Locate every line that holds the string "received" and copy it.

-=-=-

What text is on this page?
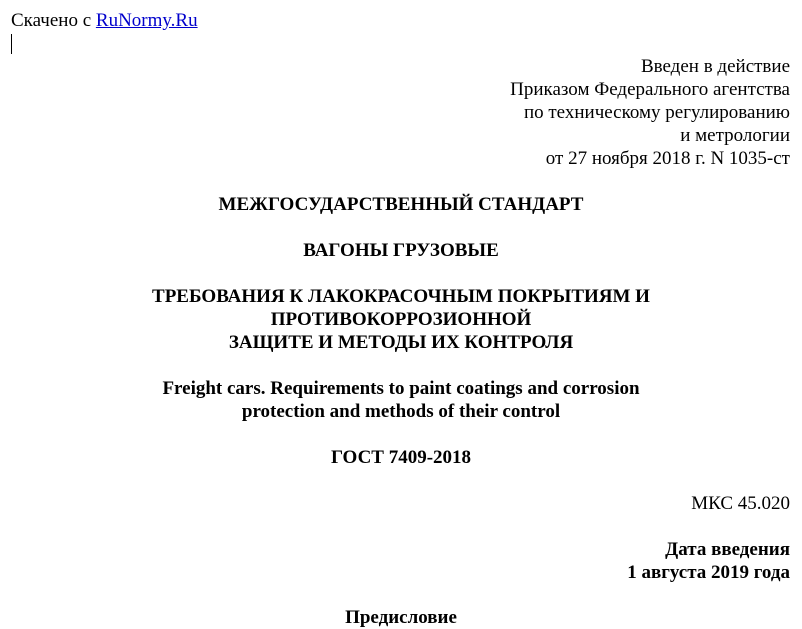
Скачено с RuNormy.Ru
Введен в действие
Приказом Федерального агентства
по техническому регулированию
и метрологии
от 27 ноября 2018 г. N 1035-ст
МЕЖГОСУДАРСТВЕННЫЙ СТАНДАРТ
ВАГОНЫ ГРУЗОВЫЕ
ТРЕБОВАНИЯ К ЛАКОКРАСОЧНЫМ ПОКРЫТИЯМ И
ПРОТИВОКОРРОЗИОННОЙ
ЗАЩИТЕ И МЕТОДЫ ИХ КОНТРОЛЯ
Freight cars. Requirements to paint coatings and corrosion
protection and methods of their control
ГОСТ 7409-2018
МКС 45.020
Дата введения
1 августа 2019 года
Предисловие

-=-=-

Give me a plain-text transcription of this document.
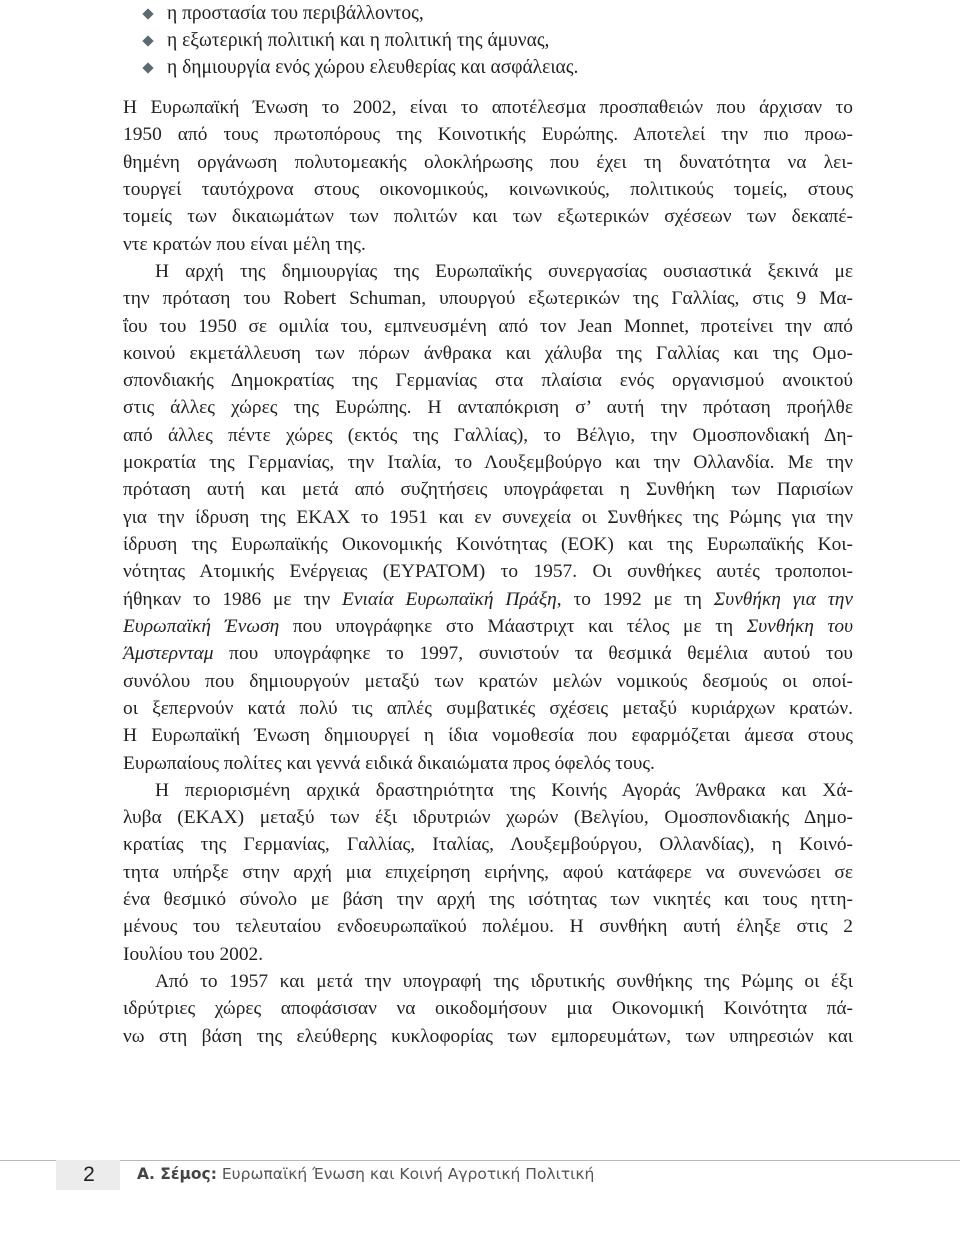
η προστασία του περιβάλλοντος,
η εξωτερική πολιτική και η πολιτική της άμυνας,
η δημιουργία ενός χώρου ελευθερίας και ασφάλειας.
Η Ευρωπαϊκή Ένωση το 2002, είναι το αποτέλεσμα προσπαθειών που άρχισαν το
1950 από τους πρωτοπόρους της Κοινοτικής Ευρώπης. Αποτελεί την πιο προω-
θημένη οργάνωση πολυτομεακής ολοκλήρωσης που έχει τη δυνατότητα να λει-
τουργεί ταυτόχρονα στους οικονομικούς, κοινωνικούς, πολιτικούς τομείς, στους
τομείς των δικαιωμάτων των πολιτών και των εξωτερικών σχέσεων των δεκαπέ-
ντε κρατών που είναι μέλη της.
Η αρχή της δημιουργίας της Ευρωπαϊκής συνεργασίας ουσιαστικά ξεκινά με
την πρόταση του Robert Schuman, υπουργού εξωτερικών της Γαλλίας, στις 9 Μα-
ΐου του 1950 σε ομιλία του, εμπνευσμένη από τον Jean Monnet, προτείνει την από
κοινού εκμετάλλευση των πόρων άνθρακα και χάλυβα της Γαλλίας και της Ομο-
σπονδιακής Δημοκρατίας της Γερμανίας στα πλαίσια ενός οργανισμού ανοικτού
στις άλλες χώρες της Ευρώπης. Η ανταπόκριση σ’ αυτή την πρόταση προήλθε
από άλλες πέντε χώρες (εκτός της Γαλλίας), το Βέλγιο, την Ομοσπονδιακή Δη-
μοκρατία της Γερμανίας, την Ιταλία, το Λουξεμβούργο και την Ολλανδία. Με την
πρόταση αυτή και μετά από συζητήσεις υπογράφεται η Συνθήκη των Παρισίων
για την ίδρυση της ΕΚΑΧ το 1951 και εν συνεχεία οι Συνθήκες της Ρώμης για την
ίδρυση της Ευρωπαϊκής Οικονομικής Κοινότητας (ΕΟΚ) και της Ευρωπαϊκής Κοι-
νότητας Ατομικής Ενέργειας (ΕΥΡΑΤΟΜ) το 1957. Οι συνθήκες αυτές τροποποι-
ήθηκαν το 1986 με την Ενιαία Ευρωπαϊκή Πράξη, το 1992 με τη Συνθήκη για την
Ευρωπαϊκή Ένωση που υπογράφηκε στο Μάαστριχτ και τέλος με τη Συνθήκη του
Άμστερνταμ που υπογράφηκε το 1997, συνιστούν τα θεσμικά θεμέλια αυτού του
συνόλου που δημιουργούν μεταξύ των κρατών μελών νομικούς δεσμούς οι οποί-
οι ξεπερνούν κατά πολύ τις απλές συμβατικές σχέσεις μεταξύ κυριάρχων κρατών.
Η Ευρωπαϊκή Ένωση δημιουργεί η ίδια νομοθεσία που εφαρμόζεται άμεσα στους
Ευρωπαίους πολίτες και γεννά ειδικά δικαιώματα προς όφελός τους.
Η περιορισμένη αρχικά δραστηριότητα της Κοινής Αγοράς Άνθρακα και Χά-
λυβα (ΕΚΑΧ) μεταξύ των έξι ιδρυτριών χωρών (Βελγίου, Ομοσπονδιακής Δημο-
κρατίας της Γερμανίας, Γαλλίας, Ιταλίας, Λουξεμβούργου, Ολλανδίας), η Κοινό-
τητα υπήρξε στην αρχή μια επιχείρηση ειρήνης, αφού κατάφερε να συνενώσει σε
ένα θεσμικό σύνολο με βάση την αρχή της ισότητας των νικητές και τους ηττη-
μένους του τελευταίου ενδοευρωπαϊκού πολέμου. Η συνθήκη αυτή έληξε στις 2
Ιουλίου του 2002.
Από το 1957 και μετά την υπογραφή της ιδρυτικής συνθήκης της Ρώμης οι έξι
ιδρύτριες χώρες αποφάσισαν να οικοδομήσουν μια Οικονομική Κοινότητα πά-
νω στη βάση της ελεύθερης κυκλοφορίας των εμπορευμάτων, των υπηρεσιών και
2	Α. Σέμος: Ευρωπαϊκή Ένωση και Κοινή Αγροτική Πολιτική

-=-=-

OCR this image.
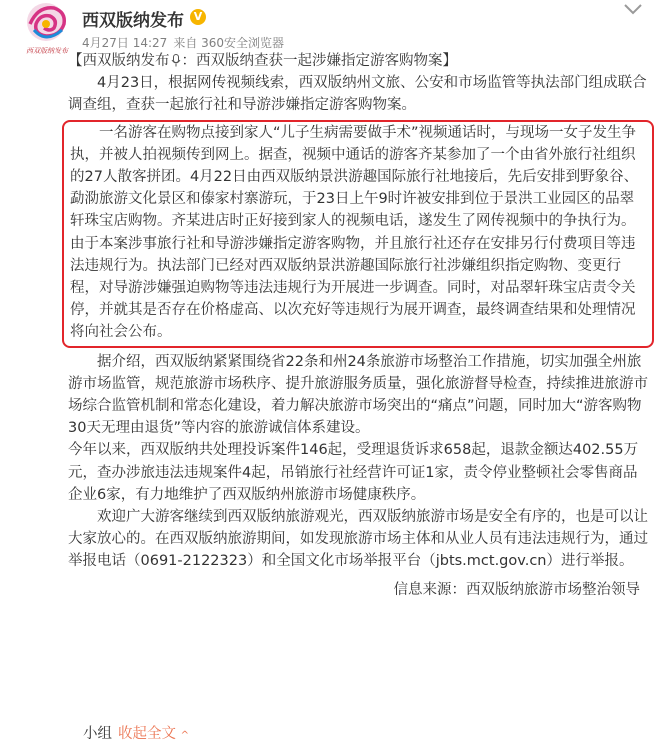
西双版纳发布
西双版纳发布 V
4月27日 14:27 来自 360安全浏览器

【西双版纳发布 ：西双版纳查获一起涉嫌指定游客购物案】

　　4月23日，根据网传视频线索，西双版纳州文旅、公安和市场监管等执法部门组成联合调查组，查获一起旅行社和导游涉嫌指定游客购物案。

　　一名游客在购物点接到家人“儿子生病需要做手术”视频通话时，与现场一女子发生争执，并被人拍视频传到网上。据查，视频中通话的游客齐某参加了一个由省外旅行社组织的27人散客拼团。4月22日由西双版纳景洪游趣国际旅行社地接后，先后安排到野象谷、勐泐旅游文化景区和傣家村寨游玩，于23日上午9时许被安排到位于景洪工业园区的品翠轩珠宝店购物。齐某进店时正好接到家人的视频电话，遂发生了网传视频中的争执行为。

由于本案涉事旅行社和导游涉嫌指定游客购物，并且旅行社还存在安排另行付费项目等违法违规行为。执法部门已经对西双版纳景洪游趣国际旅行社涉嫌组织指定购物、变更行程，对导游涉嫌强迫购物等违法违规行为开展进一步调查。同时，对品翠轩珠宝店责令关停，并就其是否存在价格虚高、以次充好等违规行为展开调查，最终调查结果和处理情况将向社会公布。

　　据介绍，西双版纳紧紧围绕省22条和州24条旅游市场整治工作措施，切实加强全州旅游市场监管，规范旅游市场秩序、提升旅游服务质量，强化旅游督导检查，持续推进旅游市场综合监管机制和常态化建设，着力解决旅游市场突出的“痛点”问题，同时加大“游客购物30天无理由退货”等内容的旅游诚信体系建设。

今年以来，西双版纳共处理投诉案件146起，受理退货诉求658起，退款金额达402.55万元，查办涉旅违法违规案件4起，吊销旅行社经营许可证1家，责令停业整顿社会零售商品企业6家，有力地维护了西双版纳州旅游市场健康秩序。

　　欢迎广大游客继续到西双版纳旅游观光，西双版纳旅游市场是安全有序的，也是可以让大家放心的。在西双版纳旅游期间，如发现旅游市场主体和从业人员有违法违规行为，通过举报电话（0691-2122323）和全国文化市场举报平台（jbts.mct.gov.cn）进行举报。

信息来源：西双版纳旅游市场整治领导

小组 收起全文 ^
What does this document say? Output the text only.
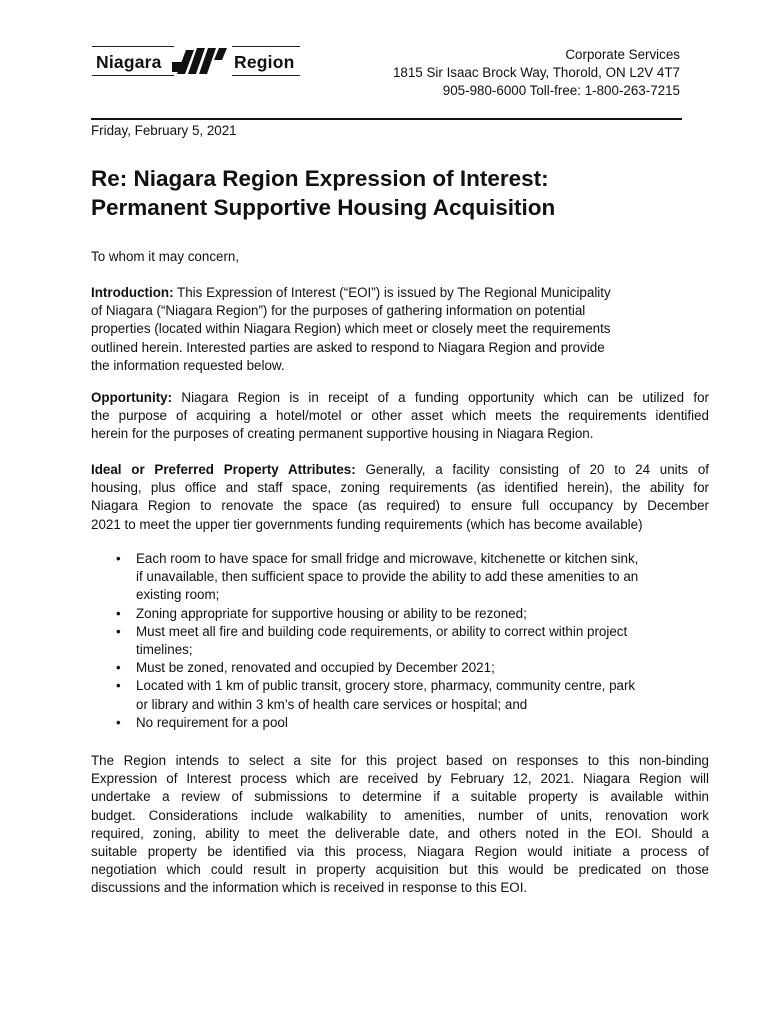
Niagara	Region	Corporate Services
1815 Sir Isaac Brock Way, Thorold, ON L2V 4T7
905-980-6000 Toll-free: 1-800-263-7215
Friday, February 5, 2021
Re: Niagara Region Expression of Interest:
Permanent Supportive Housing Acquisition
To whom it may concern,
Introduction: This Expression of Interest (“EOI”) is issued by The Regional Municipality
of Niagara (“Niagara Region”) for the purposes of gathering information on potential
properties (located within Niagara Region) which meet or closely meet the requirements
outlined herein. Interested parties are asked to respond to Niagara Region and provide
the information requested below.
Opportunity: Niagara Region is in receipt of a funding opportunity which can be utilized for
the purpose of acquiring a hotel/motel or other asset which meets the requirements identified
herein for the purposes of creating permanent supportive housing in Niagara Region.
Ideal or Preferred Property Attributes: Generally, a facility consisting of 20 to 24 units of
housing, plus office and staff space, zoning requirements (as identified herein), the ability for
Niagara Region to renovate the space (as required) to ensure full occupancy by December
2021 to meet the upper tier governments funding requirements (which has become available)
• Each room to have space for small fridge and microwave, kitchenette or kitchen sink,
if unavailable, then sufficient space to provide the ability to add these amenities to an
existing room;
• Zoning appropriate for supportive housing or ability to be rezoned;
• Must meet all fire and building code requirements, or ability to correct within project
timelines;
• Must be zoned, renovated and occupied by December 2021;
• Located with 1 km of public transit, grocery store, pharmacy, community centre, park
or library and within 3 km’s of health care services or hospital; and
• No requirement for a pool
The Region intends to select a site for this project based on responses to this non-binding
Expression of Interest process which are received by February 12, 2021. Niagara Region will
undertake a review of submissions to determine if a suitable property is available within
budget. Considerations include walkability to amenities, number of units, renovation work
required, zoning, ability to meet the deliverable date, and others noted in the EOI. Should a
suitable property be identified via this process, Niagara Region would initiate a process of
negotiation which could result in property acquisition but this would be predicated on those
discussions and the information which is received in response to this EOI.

-=-=-

**TASK OUTPUT**
Expression of Interest process which are received by February 12, 2021. Niagara Region will
discussions and the information which is received in response to this EOI.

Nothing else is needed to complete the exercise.